## RECORDS FOR PROCESSING
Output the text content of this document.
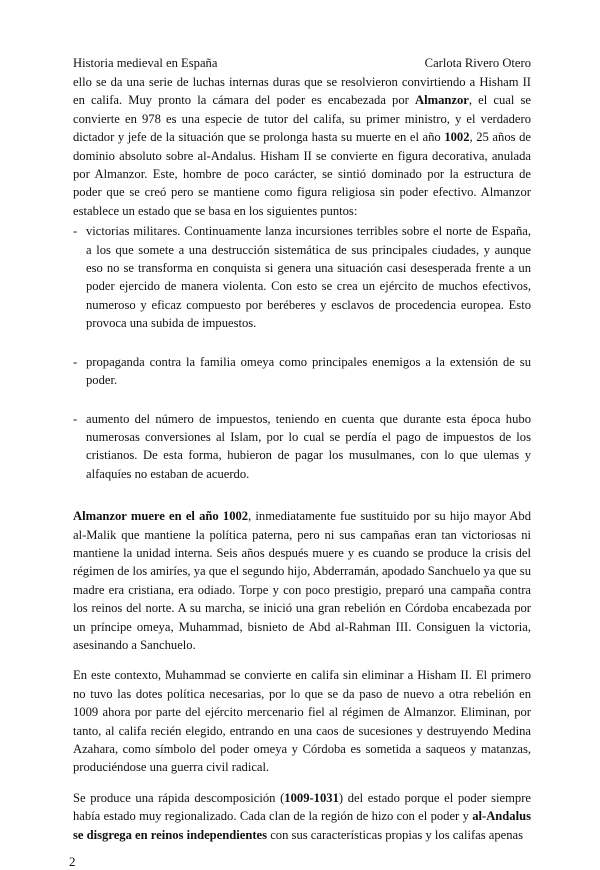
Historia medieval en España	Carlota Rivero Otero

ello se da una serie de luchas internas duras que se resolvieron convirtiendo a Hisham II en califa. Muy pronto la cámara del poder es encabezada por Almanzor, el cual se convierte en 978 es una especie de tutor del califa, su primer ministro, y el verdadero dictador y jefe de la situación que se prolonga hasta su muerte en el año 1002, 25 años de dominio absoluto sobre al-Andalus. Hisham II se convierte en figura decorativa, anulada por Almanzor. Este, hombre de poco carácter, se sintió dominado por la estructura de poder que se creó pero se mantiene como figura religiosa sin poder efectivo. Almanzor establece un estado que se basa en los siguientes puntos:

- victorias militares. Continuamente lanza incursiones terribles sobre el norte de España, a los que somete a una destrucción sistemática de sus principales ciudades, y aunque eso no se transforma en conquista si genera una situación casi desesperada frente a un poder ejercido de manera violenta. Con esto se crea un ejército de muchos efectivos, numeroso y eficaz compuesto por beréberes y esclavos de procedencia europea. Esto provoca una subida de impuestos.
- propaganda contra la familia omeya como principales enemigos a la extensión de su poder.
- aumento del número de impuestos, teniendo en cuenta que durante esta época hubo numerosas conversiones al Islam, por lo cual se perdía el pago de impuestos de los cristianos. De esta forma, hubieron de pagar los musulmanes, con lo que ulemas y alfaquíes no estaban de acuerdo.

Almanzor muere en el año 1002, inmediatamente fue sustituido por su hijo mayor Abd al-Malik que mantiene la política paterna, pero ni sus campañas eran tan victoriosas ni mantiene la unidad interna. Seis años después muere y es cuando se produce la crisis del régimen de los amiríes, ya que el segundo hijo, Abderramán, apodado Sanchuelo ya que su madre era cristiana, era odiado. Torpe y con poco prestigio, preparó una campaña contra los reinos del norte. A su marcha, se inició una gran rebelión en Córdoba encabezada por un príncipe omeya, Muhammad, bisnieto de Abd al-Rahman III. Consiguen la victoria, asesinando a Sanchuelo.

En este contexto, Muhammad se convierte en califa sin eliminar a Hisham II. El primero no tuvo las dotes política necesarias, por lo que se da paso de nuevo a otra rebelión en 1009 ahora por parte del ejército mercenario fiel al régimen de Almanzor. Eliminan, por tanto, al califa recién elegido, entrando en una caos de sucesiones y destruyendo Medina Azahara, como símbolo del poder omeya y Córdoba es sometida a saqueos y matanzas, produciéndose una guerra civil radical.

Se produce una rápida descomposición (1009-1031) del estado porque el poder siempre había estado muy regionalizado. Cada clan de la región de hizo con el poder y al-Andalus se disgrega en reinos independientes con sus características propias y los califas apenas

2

## PROBLEM
The pictures should not be reproduced; quote all of the other material exactly.

## EXERCISE RESPONSE
Output the text content of this document.
Historia medieval en España	Carlota Rivero Otero

ello se da una serie de luchas internas duras que se resolvieron convirtiendo a Hisham II en califa. Muy pronto la cámara del poder es encabezada por Almanzor, el cual se convierte en 978 es una especie de tutor del califa, su primer ministro, y el verdadero dictador y jefe de la situación que se prolonga hasta su muerte en el año 1002, 25 años de dominio absoluto sobre al-Andalus. Hisham II se convierte en figura decorativa, anulada por Almanzor. Este, hombre de poco carácter, se sintió dominado por la estructura de poder que se creó pero se mantiene como figura religiosa sin poder efectivo. Almanzor establece un estado que se basa en los siguientes puntos:

- victorias militares. Continuamente lanza incursiones terribles sobre el norte de España, a los que somete a una destrucción sistemática de sus principales ciudades, y aunque eso no se transforma en conquista si genera una situación casi desesperada frente a un poder ejercido de manera violenta. Con esto se crea un ejército de muchos efectivos, numeroso y eficaz compuesto por beréberes y esclavos de procedencia europea. Esto provoca una subida de impuestos.
- propaganda contra la familia omeya como principales enemigos a la extensión de su poder.
- aumento del número de impuestos, teniendo en cuenta que durante esta época hubo numerosas conversiones al Islam, por lo cual se perdía el pago de impuestos de los cristianos. De esta forma, hubieron de pagar los musulmanes, con lo que ulemas y alfaquíes no estaban de acuerdo.

Almanzor muere en el año 1002, inmediatamente fue sustituido por su hijo mayor Abd al-Malik que mantiene la política paterna, pero ni sus campañas eran tan victoriosas ni mantiene la unidad interna. Seis años después muere y es cuando se produce la crisis del régimen de los amiríes, ya que el segundo hijo, Abderramán, apodado Sanchuelo ya que su madre era cristiana, era odiado. Torpe y con poco prestigio, preparó una campaña contra los reinos del norte. A su marcha, se inició una gran rebelión en Córdoba encabezada por un príncipe omeya, Muhammad, bisnieto de Abd al-Rahman III. Consiguen la victoria, asesinando a Sanchuelo.

En este contexto, Muhammad se convierte en califa sin eliminar a Hisham II. El primero no tuvo las dotes política necesarias, por lo que se da paso de nuevo a otra rebelión en 1009 ahora por parte del ejército mercenario fiel al régimen de Almanzor. Eliminan, por tanto, al califa recién elegido, entrando en una caos de sucesiones y destruyendo Medina Azahara, como símbolo del poder omeya y Córdoba es sometida a saqueos y matanzas, produciéndose una guerra civil radical.

Se produce una rápida descomposición (1009-1031) del estado porque el poder siempre había estado muy regionalizado. Cada clan de la región de hizo con el poder y al-Andalus se disgrega en reinos independientes con sus características propias y los califas apenas

2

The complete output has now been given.